WHAT IS BEING ASKED
Your task is to filter the data below down to the lines holding "реакций".

RECORDED INFORMATION
::::
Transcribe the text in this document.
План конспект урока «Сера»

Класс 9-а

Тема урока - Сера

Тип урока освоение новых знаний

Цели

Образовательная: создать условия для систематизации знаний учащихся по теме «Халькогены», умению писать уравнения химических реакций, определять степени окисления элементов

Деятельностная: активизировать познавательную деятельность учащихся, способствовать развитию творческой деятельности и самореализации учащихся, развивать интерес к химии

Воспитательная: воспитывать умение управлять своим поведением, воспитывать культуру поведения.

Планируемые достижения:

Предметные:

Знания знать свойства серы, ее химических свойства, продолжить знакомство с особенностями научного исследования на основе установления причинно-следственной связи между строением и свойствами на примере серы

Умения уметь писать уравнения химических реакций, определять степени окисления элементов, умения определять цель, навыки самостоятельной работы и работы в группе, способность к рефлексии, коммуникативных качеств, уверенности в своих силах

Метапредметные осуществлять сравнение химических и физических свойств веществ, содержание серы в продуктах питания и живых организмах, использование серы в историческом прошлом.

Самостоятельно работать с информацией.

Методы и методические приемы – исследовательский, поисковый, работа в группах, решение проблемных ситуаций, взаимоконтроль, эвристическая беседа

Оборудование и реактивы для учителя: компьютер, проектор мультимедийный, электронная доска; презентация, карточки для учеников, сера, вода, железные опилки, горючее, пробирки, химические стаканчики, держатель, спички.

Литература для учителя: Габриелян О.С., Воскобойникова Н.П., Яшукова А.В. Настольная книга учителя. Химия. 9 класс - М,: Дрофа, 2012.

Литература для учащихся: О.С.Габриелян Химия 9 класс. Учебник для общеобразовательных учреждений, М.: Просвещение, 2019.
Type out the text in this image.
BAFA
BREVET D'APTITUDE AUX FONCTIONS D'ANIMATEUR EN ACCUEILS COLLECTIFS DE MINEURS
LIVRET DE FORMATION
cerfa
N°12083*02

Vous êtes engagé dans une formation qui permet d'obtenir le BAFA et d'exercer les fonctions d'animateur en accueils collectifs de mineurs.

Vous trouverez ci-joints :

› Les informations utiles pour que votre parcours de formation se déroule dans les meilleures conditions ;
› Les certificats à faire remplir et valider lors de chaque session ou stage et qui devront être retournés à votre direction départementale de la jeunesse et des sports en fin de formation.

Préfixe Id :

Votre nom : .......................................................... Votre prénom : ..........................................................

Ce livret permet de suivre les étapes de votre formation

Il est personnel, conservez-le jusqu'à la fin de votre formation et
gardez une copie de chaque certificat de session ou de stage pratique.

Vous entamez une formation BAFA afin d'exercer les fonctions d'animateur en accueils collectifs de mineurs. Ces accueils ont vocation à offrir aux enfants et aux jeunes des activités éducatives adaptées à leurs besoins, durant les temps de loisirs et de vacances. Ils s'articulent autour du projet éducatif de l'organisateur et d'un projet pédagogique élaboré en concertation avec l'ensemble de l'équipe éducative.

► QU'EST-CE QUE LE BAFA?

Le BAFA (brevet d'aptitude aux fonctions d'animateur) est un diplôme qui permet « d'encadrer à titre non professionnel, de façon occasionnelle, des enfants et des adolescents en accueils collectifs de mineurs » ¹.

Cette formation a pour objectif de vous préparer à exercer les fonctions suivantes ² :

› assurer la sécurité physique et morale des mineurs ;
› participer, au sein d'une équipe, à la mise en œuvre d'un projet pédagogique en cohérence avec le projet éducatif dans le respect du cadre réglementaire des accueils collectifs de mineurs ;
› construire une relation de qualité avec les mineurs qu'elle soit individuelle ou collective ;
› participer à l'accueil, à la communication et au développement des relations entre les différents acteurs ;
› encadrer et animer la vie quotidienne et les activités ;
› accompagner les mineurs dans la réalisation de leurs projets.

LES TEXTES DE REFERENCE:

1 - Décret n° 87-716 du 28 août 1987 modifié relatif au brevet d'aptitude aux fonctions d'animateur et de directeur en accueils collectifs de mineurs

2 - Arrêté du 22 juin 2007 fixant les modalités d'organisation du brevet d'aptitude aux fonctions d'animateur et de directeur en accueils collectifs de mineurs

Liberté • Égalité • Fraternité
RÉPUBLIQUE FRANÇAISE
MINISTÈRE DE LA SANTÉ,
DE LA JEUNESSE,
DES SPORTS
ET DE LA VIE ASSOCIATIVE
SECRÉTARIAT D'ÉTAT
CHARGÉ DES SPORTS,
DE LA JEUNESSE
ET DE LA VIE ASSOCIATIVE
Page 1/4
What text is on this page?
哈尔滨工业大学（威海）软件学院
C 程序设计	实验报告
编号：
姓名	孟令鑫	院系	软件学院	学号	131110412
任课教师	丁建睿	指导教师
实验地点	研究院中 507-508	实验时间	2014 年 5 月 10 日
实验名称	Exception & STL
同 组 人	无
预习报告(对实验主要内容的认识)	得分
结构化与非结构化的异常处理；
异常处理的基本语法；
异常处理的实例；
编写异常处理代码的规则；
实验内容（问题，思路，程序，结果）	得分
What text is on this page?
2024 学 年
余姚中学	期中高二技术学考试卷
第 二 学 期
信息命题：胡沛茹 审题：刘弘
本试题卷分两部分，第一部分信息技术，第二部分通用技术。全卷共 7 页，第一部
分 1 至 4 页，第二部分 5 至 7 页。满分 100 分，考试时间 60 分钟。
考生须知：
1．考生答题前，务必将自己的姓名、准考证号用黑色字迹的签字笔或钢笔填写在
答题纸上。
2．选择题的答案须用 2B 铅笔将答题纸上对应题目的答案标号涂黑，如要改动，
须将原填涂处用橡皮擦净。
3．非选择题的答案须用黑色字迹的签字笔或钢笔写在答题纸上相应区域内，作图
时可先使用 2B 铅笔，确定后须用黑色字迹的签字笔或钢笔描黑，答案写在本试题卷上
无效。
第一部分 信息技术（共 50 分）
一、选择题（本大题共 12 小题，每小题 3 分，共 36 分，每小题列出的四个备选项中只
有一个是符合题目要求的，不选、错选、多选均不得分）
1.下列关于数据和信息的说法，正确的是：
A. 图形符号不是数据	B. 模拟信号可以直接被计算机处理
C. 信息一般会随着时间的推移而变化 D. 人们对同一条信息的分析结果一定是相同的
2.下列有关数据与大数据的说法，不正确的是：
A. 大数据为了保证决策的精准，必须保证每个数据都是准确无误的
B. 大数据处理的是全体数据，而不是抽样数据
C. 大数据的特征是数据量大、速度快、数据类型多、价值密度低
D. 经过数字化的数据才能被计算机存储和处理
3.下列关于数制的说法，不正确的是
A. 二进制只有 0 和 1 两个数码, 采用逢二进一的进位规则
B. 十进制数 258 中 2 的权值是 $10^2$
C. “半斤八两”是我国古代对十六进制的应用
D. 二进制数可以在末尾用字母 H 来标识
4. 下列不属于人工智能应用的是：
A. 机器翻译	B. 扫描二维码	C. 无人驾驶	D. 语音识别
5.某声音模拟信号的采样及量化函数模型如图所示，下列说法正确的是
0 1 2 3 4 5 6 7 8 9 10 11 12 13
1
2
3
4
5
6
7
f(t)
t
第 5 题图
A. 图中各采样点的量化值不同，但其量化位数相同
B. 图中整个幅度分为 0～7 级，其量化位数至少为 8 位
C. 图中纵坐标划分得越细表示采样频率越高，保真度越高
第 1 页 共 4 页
::::
ANSWER FOR THE TASK
Образовательная: создать условия для систематизации знаний учащихся по теме «Халькогены», умению писать уравнения химических реакций, определять степени окисления элементов
Умения уметь писать уравнения химических реакций, определять степени окисления элементов, умения определять цель, навыки самостоятельной работы и работы в группе, способность к рефлексии, коммуникативных качеств, уверенности в своих силах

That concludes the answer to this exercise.